*Items listed in a dataset*:
━━━━━━━━
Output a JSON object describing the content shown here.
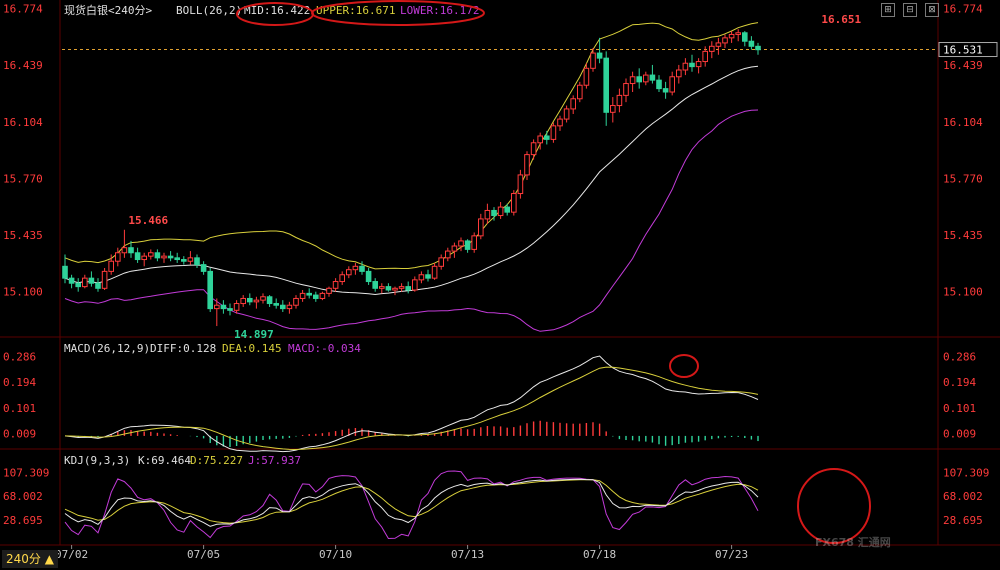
{
  "header": {
    "title": "现货白银<240分>",
    "boll_label": "BOLL(26,2)",
    "mid": "MID:16.422",
    "upper": "UPPER:16.671",
    "lower": "LOWER:16.172"
  },
  "macd_header": {
    "label": "MACD(26,12,9)",
    "diff": "DIFF:0.128",
    "dea": "DEA:0.145",
    "macd": "MACD:-0.034"
  },
  "kdj_header": {
    "label": "KDJ(9,3,3)",
    "k": "K:69.464",
    "d": "D:75.227",
    "j": "J:57.937"
  },
  "period_button": "240分 ▲",
  "watermark": "FX678 汇通网",
  "controls": [
    "⊞",
    "⊟",
    "⊠"
  ],
  "colors": {
    "up": "#ff3b3b",
    "down": "#2fd39a",
    "mid": "#e8e8e8",
    "upper": "#d8cf3b",
    "lower": "#c23bd8",
    "price_line": "#e0a030",
    "annotation": "#d41818"
  },
  "chart_data": [
    {
      "type": "candlestick",
      "title": "现货白银 240分 BOLL(26,2)",
      "y_ticks": [
        16.774,
        16.439,
        16.104,
        15.77,
        15.435,
        15.1
      ],
      "ylim": [
        14.85,
        16.8
      ],
      "x_ticks": [
        "07/02",
        "07/05",
        "07/10",
        "07/13",
        "07/18",
        "07/23"
      ],
      "x_tick_index": [
        1,
        21,
        41,
        61,
        81,
        101
      ],
      "last_price": 16.531,
      "annotations": [
        {
          "text": "15.466",
          "index": 9,
          "value": 15.466
        },
        {
          "text": "14.897",
          "index": 25,
          "value": 14.897
        },
        {
          "text": "16.651",
          "index": 114,
          "value": 16.651
        }
      ],
      "ohlc": [
        [
          15.25,
          15.32,
          15.15,
          15.18
        ],
        [
          15.18,
          15.2,
          15.12,
          15.15
        ],
        [
          15.15,
          15.18,
          15.1,
          15.13
        ],
        [
          15.13,
          15.2,
          15.12,
          15.18
        ],
        [
          15.18,
          15.22,
          15.13,
          15.15
        ],
        [
          15.15,
          15.18,
          15.1,
          15.12
        ],
        [
          15.12,
          15.24,
          15.11,
          15.22
        ],
        [
          15.22,
          15.32,
          15.2,
          15.28
        ],
        [
          15.28,
          15.36,
          15.25,
          15.33
        ],
        [
          15.33,
          15.466,
          15.3,
          15.36
        ],
        [
          15.36,
          15.4,
          15.3,
          15.33
        ],
        [
          15.33,
          15.36,
          15.27,
          15.29
        ],
        [
          15.29,
          15.33,
          15.25,
          15.31
        ],
        [
          15.31,
          15.35,
          15.29,
          15.33
        ],
        [
          15.33,
          15.35,
          15.28,
          15.3
        ],
        [
          15.3,
          15.33,
          15.27,
          15.31
        ],
        [
          15.31,
          15.34,
          15.28,
          15.3
        ],
        [
          15.3,
          15.33,
          15.27,
          15.29
        ],
        [
          15.29,
          15.31,
          15.26,
          15.28
        ],
        [
          15.28,
          15.34,
          15.26,
          15.3
        ],
        [
          15.3,
          15.32,
          15.24,
          15.26
        ],
        [
          15.26,
          15.28,
          15.2,
          15.22
        ],
        [
          15.22,
          15.24,
          14.98,
          15.0
        ],
        [
          15.0,
          15.06,
          14.897,
          15.02
        ],
        [
          15.02,
          15.05,
          14.97,
          15.0
        ],
        [
          15.0,
          15.03,
          14.96,
          14.99
        ],
        [
          14.99,
          15.05,
          14.97,
          15.03
        ],
        [
          15.03,
          15.08,
          15.01,
          15.06
        ],
        [
          15.06,
          15.09,
          15.02,
          15.04
        ],
        [
          15.04,
          15.07,
          15.0,
          15.05
        ],
        [
          15.05,
          15.09,
          15.03,
          15.07
        ],
        [
          15.07,
          15.08,
          15.01,
          15.03
        ],
        [
          15.03,
          15.06,
          15.0,
          15.02
        ],
        [
          15.02,
          15.05,
          14.98,
          15.0
        ],
        [
          15.0,
          15.04,
          14.97,
          15.02
        ],
        [
          15.02,
          15.08,
          15.0,
          15.06
        ],
        [
          15.06,
          15.11,
          15.04,
          15.09
        ],
        [
          15.09,
          15.12,
          15.06,
          15.08
        ],
        [
          15.08,
          15.1,
          15.04,
          15.06
        ],
        [
          15.06,
          15.1,
          15.05,
          15.09
        ],
        [
          15.09,
          15.13,
          15.07,
          15.12
        ],
        [
          15.12,
          15.18,
          15.1,
          15.16
        ],
        [
          15.16,
          15.22,
          15.14,
          15.2
        ],
        [
          15.2,
          15.25,
          15.18,
          15.23
        ],
        [
          15.23,
          15.27,
          15.2,
          15.25
        ],
        [
          15.25,
          15.28,
          15.2,
          15.22
        ],
        [
          15.22,
          15.24,
          15.14,
          15.16
        ],
        [
          15.16,
          15.18,
          15.1,
          15.12
        ],
        [
          15.12,
          15.15,
          15.09,
          15.13
        ],
        [
          15.13,
          15.15,
          15.1,
          15.11
        ],
        [
          15.11,
          15.13,
          15.08,
          15.12
        ],
        [
          15.12,
          15.15,
          15.1,
          15.13
        ],
        [
          15.13,
          15.16,
          15.09,
          15.11
        ],
        [
          15.11,
          15.19,
          15.1,
          15.17
        ],
        [
          15.17,
          15.22,
          15.15,
          15.2
        ],
        [
          15.2,
          15.23,
          15.16,
          15.18
        ],
        [
          15.18,
          15.27,
          15.17,
          15.25
        ],
        [
          15.25,
          15.32,
          15.23,
          15.3
        ],
        [
          15.3,
          15.36,
          15.28,
          15.34
        ],
        [
          15.34,
          15.39,
          15.3,
          15.37
        ],
        [
          15.37,
          15.42,
          15.34,
          15.4
        ],
        [
          15.4,
          15.41,
          15.33,
          15.35
        ],
        [
          15.35,
          15.45,
          15.33,
          15.43
        ],
        [
          15.43,
          15.56,
          15.41,
          15.53
        ],
        [
          15.53,
          15.62,
          15.5,
          15.58
        ],
        [
          15.58,
          15.6,
          15.52,
          15.55
        ],
        [
          15.55,
          15.63,
          15.53,
          15.6
        ],
        [
          15.6,
          15.62,
          15.55,
          15.57
        ],
        [
          15.57,
          15.7,
          15.55,
          15.68
        ],
        [
          15.68,
          15.82,
          15.65,
          15.79
        ],
        [
          15.79,
          15.93,
          15.76,
          15.91
        ],
        [
          15.91,
          16.0,
          15.88,
          15.98
        ],
        [
          15.98,
          16.04,
          15.94,
          16.02
        ],
        [
          16.02,
          16.05,
          15.97,
          16.0
        ],
        [
          16.0,
          16.1,
          15.98,
          16.08
        ],
        [
          16.08,
          16.14,
          16.05,
          16.12
        ],
        [
          16.12,
          16.2,
          16.1,
          16.18
        ],
        [
          16.18,
          16.26,
          16.15,
          16.24
        ],
        [
          16.24,
          16.34,
          16.22,
          16.32
        ],
        [
          16.32,
          16.45,
          16.3,
          16.42
        ],
        [
          16.42,
          16.54,
          16.4,
          16.51
        ],
        [
          16.51,
          16.6,
          16.45,
          16.48
        ],
        [
          16.48,
          16.52,
          16.08,
          16.16
        ],
        [
          16.16,
          16.25,
          16.1,
          16.2
        ],
        [
          16.2,
          16.3,
          16.16,
          16.26
        ],
        [
          16.26,
          16.36,
          16.22,
          16.33
        ],
        [
          16.33,
          16.4,
          16.28,
          16.37
        ],
        [
          16.37,
          16.42,
          16.3,
          16.34
        ],
        [
          16.34,
          16.4,
          16.32,
          16.38
        ],
        [
          16.38,
          16.44,
          16.33,
          16.35
        ],
        [
          16.35,
          16.38,
          16.28,
          16.3
        ],
        [
          16.3,
          16.34,
          16.24,
          16.28
        ],
        [
          16.28,
          16.4,
          16.26,
          16.37
        ],
        [
          16.37,
          16.44,
          16.33,
          16.41
        ],
        [
          16.41,
          16.48,
          16.38,
          16.45
        ],
        [
          16.45,
          16.5,
          16.4,
          16.43
        ],
        [
          16.43,
          16.48,
          16.39,
          16.46
        ],
        [
          16.46,
          16.55,
          16.43,
          16.52
        ],
        [
          16.52,
          16.58,
          16.48,
          16.55
        ],
        [
          16.55,
          16.6,
          16.5,
          16.57
        ],
        [
          16.57,
          16.62,
          16.54,
          16.6
        ],
        [
          16.6,
          16.64,
          16.57,
          16.62
        ],
        [
          16.62,
          16.651,
          16.58,
          16.63
        ],
        [
          16.63,
          16.64,
          16.55,
          16.58
        ],
        [
          16.58,
          16.61,
          16.53,
          16.55
        ],
        [
          16.55,
          16.57,
          16.5,
          16.53
        ]
      ],
      "boll": {
        "period": 26,
        "k": 2,
        "mid_last": 16.422,
        "upper_last": 16.671,
        "lower_last": 16.172
      }
    },
    {
      "type": "macd",
      "title": "MACD(26,12,9)",
      "y_ticks": [
        0.286,
        0.194,
        0.101,
        0.009
      ],
      "ylim": [
        -0.04,
        0.31
      ],
      "series": [
        {
          "name": "DIFF",
          "last": 0.128
        },
        {
          "name": "DEA",
          "last": 0.145
        },
        {
          "name": "MACD",
          "last": -0.034
        }
      ]
    },
    {
      "type": "kdj",
      "title": "KDJ(9,3,3)",
      "y_ticks": [
        107.309,
        68.002,
        28.695
      ],
      "ylim": [
        -10,
        125
      ],
      "series": [
        {
          "name": "K",
          "last": 69.464
        },
        {
          "name": "D",
          "last": 75.227
        },
        {
          "name": "J",
          "last": 57.937
        }
      ]
    }
  ]
}
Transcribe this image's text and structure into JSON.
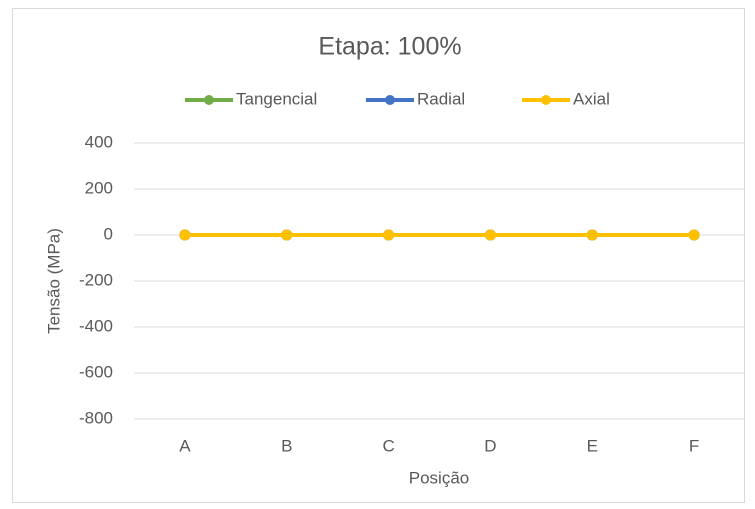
{
  "chart_data": {
    "type": "line",
    "title": "Etapa: 100%",
    "x_label": "Posição",
    "y_label": "Tensão (MPa)",
    "categories": [
      "A",
      "B",
      "C",
      "D",
      "E",
      "F"
    ],
    "series": [
      {
        "name": "Tangencial",
        "color": "#70ad47",
        "values": [
          0,
          0,
          0,
          0,
          0,
          0
        ]
      },
      {
        "name": "Radial",
        "color": "#4472c4",
        "values": [
          0,
          0,
          0,
          0,
          0,
          0
        ]
      },
      {
        "name": "Axial",
        "color": "#ffc000",
        "values": [
          0,
          0,
          0,
          0,
          0,
          0
        ]
      }
    ],
    "ylim": [
      -800,
      400
    ],
    "yticks": [
      -800,
      -600,
      -400,
      -200,
      0,
      200,
      400
    ],
    "grid": true,
    "legend": "top"
  }
}
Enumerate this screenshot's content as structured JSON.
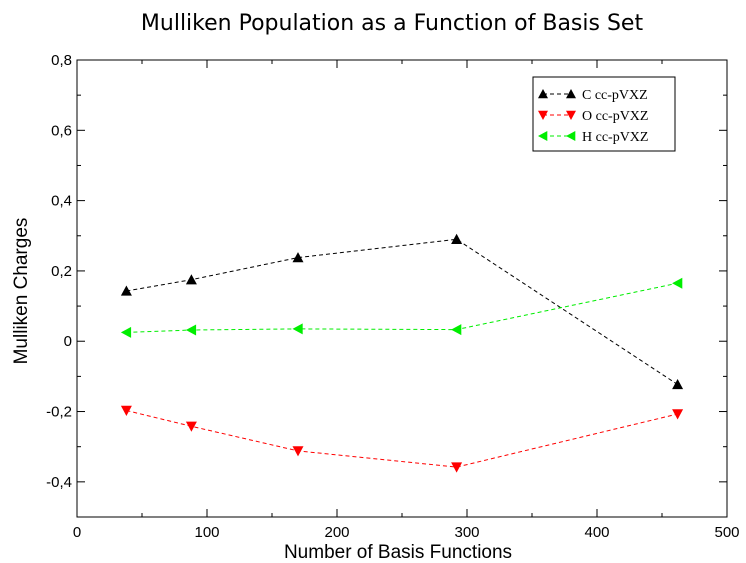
{
  "chart_data": {
    "type": "line",
    "title": "Mulliken Population as a Function of Basis Set",
    "xlabel": "Number of Basis Functions",
    "ylabel": "Mulliken Charges",
    "xlim": [
      0,
      500
    ],
    "ylim": [
      -0.5,
      0.8
    ],
    "xticks": [
      0,
      100,
      200,
      300,
      400,
      500
    ],
    "xtick_labels": [
      "0",
      "100",
      "200",
      "300",
      "400",
      "500"
    ],
    "yticks": [
      -0.4,
      -0.2,
      0,
      0.2,
      0.4,
      0.6,
      0.8
    ],
    "ytick_labels": [
      "-0,4",
      "-0,2",
      "0",
      "0,2",
      "0,4",
      "0,6",
      "0,8"
    ],
    "x": [
      38,
      88,
      170,
      292,
      462
    ],
    "grid": false,
    "legend_position": "top-right",
    "series": [
      {
        "name": "C cc-pVXZ",
        "values": [
          0.143,
          0.175,
          0.238,
          0.29,
          -0.123
        ],
        "color": "#000000",
        "marker": "triangle-up"
      },
      {
        "name": "O cc-pVXZ",
        "values": [
          -0.197,
          -0.242,
          -0.312,
          -0.358,
          -0.207
        ],
        "color": "#ff0000",
        "marker": "triangle-down"
      },
      {
        "name": "H cc-pVXZ",
        "values": [
          0.025,
          0.032,
          0.035,
          0.033,
          0.165
        ],
        "color": "#00ee00",
        "marker": "triangle-left"
      }
    ]
  }
}
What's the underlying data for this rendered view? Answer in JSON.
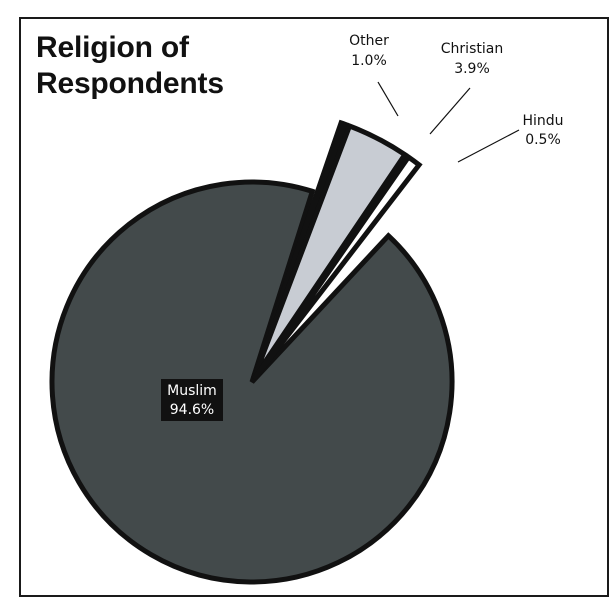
━━━━━━━━
*Instructions for the task*: Filter for "triangle". Return all lines that hold it.

*Written response*:
        "marker": "triangle-up"
        "marker": "triangle-down"
        "marker": "triangle-left"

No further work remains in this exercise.